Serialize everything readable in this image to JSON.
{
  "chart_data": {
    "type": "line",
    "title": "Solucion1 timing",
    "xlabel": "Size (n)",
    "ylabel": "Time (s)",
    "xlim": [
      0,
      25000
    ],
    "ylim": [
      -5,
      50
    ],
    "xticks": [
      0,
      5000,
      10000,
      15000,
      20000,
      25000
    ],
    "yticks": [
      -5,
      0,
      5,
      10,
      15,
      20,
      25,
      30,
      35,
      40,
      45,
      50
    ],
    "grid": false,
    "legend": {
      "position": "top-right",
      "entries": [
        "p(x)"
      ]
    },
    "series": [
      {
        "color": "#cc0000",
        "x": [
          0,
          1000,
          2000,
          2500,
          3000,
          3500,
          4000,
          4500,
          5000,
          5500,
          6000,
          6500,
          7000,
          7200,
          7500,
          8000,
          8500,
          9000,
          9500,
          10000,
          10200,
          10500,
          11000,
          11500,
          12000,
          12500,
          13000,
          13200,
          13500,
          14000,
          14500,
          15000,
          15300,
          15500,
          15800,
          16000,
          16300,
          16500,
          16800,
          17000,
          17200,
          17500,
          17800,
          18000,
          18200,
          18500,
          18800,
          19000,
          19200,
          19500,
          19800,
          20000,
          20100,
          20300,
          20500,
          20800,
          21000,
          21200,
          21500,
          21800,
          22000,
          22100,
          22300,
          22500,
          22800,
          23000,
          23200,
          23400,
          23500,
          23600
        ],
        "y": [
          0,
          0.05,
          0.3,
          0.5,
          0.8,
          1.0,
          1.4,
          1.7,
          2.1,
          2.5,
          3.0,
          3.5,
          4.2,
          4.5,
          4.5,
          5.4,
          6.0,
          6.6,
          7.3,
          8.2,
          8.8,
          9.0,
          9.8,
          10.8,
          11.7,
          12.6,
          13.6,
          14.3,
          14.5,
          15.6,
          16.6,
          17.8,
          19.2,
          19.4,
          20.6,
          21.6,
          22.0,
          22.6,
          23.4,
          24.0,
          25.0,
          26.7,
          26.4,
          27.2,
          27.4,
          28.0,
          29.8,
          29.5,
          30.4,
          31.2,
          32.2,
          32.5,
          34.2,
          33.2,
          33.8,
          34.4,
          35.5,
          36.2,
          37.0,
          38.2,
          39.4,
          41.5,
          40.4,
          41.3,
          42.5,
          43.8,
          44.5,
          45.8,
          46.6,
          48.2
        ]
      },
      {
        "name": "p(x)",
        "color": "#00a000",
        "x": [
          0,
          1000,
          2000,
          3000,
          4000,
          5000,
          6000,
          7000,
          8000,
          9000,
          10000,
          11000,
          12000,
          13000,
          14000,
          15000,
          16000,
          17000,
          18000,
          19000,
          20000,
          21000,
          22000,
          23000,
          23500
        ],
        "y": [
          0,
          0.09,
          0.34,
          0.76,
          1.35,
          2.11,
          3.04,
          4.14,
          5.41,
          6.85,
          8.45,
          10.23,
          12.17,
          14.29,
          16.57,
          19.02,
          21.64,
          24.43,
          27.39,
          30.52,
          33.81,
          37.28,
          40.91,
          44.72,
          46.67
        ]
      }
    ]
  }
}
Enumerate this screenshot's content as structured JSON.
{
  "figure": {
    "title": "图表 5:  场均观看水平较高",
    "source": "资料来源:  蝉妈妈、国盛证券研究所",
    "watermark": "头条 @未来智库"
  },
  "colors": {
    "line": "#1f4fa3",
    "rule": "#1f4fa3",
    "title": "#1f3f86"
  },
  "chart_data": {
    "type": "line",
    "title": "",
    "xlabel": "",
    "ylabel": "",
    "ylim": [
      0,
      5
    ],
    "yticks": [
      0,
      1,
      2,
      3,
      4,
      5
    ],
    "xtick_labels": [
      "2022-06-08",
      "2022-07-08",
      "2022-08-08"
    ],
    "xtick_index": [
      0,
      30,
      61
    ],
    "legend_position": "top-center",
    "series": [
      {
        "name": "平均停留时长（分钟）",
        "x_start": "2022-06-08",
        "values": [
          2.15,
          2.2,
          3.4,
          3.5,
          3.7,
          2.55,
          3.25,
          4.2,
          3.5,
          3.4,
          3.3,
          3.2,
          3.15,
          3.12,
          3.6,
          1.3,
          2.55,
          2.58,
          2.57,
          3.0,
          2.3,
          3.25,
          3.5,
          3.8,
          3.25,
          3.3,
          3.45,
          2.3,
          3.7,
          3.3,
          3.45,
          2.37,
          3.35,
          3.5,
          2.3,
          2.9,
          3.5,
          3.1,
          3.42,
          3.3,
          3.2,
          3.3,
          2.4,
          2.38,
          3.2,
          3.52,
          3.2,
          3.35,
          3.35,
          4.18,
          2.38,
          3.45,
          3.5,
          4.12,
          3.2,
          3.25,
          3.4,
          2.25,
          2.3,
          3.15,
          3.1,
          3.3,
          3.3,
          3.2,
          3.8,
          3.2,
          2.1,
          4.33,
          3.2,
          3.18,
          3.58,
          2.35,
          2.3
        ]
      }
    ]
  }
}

Exercise task
Copy all the records above exactly, missing none.

Written response
Serialize everything readable in this image to JSON.
{
  "chart_data": {
    "type": "line",
    "title": "Solucion1 timing",
    "xlabel": "Size (n)",
    "ylabel": "Time (s)",
    "xlim": [
      0,
      25000
    ],
    "ylim": [
      -5,
      50
    ],
    "xticks": [
      0,
      5000,
      10000,
      15000,
      20000,
      25000
    ],
    "yticks": [
      -5,
      0,
      5,
      10,
      15,
      20,
      25,
      30,
      35,
      40,
      45,
      50
    ],
    "grid": false,
    "legend": {
      "position": "top-right",
      "entries": [
        "p(x)"
      ]
    },
    "series": [
      {
        "color": "#cc0000",
        "x": [
          0,
          1000,
          2000,
          2500,
          3000,
          3500,
          4000,
          4500,
          5000,
          5500,
          6000,
          6500,
          7000,
          7200,
          7500,
          8000,
          8500,
          9000,
          9500,
          10000,
          10200,
          10500,
          11000,
          11500,
          12000,
          12500,
          13000,
          13200,
          13500,
          14000,
          14500,
          15000,
          15300,
          15500,
          15800,
          16000,
          16300,
          16500,
          16800,
          17000,
          17200,
          17500,
          17800,
          18000,
          18200,
          18500,
          18800,
          19000,
          19200,
          19500,
          19800,
          20000,
          20100,
          20300,
          20500,
          20800,
          21000,
          21200,
          21500,
          21800,
          22000,
          22100,
          22300,
          22500,
          22800,
          23000,
          23200,
          23400,
          23500,
          23600
        ],
        "y": [
          0,
          0.05,
          0.3,
          0.5,
          0.8,
          1.0,
          1.4,
          1.7,
          2.1,
          2.5,
          3.0,
          3.5,
          4.2,
          4.5,
          4.5,
          5.4,
          6.0,
          6.6,
          7.3,
          8.2,
          8.8,
          9.0,
          9.8,
          10.8,
          11.7,
          12.6,
          13.6,
          14.3,
          14.5,
          15.6,
          16.6,
          17.8,
          19.2,
          19.4,
          20.6,
          21.6,
          22.0,
          22.6,
          23.4,
          24.0,
          25.0,
          26.7,
          26.4,
          27.2,
          27.4,
          28.0,
          29.8,
          29.5,
          30.4,
          31.2,
          32.2,
          32.5,
          34.2,
          33.2,
          33.8,
          34.4,
          35.5,
          36.2,
          37.0,
          38.2,
          39.4,
          41.5,
          40.4,
          41.3,
          42.5,
          43.8,
          44.5,
          45.8,
          46.6,
          48.2
        ]
      },
      {
        "name": "p(x)",
        "color": "#00a000",
        "x": [
          0,
          1000,
          2000,
          3000,
          4000,
          5000,
          6000,
          7000,
          8000,
          9000,
          10000,
          11000,
          12000,
          13000,
          14000,
          15000,
          16000,
          17000,
          18000,
          19000,
          20000,
          21000,
          22000,
          23000,
          23500
        ],
        "y": [
          0,
          0.09,
          0.34,
          0.76,
          1.35,
          2.11,
          3.04,
          4.14,
          5.41,
          6.85,
          8.45,
          10.23,
          12.17,
          14.29,
          16.57,
          19.02,
          21.64,
          24.43,
          27.39,
          30.52,
          33.81,
          37.28,
          40.91,
          44.72,
          46.67
        ]
      }
    ]
  }
}
Enumerate this screenshot's content as structured JSON.
{
  "figure": {
    "title": "图表 5:  场均观看水平较高",
    "source": "资料来源:  蝉妈妈、国盛证券研究所",
    "watermark": "头条 @未来智库"
  },
  "colors": {
    "line": "#1f4fa3",
    "rule": "#1f4fa3",
    "title": "#1f3f86"
  },
  "chart_data": {
    "type": "line",
    "title": "",
    "xlabel": "",
    "ylabel": "",
    "ylim": [
      0,
      5
    ],
    "yticks": [
      0,
      1,
      2,
      3,
      4,
      5
    ],
    "xtick_labels": [
      "2022-06-08",
      "2022-07-08",
      "2022-08-08"
    ],
    "xtick_index": [
      0,
      30,
      61
    ],
    "legend_position": "top-center",
    "series": [
      {
        "name": "平均停留时长（分钟）",
        "x_start": "2022-06-08",
        "values": [
          2.15,
          2.2,
          3.4,
          3.5,
          3.7,
          2.55,
          3.25,
          4.2,
          3.5,
          3.4,
          3.3,
          3.2,
          3.15,
          3.12,
          3.6,
          1.3,
          2.55,
          2.58,
          2.57,
          3.0,
          2.3,
          3.25,
          3.5,
          3.8,
          3.25,
          3.3,
          3.45,
          2.3,
          3.7,
          3.3,
          3.45,
          2.37,
          3.35,
          3.5,
          2.3,
          2.9,
          3.5,
          3.1,
          3.42,
          3.3,
          3.2,
          3.3,
          2.4,
          2.38,
          3.2,
          3.52,
          3.2,
          3.35,
          3.35,
          4.18,
          2.38,
          3.45,
          3.5,
          4.12,
          3.2,
          3.25,
          3.4,
          2.25,
          2.3,
          3.15,
          3.1,
          3.3,
          3.3,
          3.2,
          3.8,
          3.2,
          2.1,
          4.33,
          3.2,
          3.18,
          3.58,
          2.35,
          2.3
        ]
      }
    ]
  }
}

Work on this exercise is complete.